start Data provided

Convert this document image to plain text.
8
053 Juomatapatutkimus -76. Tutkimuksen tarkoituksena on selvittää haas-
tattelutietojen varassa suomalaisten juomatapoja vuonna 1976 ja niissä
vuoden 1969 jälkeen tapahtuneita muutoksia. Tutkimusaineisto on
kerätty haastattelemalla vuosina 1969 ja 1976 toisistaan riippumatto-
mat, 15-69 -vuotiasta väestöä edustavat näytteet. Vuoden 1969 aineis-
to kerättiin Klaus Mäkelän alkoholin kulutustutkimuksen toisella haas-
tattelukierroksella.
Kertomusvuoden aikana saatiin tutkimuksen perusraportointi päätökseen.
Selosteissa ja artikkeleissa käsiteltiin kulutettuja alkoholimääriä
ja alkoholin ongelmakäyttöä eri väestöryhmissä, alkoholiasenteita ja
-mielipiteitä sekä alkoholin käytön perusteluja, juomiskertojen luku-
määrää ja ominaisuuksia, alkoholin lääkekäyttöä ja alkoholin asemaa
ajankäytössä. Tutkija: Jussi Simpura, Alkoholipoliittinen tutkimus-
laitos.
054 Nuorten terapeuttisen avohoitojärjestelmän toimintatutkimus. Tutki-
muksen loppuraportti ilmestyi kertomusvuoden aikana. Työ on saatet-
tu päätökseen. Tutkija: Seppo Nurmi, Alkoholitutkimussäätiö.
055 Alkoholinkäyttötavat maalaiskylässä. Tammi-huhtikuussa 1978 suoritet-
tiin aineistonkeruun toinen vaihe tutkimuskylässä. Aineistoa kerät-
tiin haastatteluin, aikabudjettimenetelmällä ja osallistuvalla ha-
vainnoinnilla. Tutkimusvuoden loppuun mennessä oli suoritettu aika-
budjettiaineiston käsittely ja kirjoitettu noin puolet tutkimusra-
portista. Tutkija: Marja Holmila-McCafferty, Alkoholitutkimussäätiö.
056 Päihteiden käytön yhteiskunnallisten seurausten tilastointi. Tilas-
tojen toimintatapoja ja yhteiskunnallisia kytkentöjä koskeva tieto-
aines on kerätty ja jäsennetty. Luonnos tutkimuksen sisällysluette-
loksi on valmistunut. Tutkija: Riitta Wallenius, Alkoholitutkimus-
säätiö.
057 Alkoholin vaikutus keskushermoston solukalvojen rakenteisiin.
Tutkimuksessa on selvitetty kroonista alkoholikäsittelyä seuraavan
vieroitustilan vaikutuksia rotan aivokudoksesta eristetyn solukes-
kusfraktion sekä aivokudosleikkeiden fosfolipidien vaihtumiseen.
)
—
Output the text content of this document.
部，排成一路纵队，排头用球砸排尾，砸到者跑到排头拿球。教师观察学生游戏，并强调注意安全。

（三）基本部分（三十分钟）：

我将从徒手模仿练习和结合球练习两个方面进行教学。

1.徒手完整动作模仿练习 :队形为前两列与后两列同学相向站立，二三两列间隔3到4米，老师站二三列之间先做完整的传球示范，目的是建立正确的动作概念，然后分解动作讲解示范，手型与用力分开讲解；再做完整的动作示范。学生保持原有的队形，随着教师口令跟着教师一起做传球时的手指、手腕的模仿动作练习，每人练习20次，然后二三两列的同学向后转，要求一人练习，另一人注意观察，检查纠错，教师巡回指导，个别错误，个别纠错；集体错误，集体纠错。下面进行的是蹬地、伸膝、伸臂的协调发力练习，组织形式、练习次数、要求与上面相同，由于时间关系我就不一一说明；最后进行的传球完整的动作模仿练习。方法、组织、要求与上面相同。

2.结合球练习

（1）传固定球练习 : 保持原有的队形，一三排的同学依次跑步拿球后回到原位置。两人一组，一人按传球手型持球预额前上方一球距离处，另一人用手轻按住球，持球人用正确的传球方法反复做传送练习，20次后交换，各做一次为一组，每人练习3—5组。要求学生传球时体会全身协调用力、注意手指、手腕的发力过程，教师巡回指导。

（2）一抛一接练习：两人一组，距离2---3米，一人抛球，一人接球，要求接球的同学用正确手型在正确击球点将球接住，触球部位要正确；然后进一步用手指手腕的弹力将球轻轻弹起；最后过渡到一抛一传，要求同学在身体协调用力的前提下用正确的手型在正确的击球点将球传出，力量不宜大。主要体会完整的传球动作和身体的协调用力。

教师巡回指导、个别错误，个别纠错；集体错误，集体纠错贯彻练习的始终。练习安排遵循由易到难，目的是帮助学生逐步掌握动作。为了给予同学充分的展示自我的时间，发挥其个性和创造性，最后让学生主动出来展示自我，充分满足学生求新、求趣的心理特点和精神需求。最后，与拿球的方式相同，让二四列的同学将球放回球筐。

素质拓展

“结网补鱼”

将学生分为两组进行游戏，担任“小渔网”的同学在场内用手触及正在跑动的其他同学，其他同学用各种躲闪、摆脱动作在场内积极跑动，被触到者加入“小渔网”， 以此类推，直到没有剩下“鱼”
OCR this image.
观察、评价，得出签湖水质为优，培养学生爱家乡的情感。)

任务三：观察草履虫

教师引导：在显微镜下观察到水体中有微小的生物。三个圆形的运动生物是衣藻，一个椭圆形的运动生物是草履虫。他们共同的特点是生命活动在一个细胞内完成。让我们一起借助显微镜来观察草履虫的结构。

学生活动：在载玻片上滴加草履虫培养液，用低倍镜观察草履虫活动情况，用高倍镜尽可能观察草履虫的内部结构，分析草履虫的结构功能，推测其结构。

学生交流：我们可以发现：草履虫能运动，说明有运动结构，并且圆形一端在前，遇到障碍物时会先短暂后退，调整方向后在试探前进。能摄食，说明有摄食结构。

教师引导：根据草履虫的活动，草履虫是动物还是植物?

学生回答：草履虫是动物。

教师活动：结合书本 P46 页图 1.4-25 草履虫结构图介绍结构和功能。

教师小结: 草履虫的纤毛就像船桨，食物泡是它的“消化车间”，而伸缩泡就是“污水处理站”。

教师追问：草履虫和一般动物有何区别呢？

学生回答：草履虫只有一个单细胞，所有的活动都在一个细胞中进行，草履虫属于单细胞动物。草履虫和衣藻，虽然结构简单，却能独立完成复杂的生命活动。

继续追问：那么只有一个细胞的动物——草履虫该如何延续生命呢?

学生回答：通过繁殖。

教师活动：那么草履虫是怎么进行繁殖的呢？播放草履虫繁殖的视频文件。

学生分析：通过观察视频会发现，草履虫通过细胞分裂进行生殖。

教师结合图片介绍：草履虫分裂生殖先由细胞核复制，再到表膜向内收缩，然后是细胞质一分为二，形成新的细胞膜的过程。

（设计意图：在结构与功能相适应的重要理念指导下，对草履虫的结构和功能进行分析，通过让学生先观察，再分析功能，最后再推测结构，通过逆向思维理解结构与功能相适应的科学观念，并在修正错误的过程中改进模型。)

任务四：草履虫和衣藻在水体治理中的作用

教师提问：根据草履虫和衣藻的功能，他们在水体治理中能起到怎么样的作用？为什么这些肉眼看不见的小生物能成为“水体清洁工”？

end Data provided

● **Short problem**: List every line in the records above that contains the word "kerätty".

● **Written reply**:
kerätty haastattelemalla vuosina 1969 ja 1976 toisistaan riippumatto-
aines on kerätty ja jäsennetty. Luonnos tutkimuksen sisällysluette-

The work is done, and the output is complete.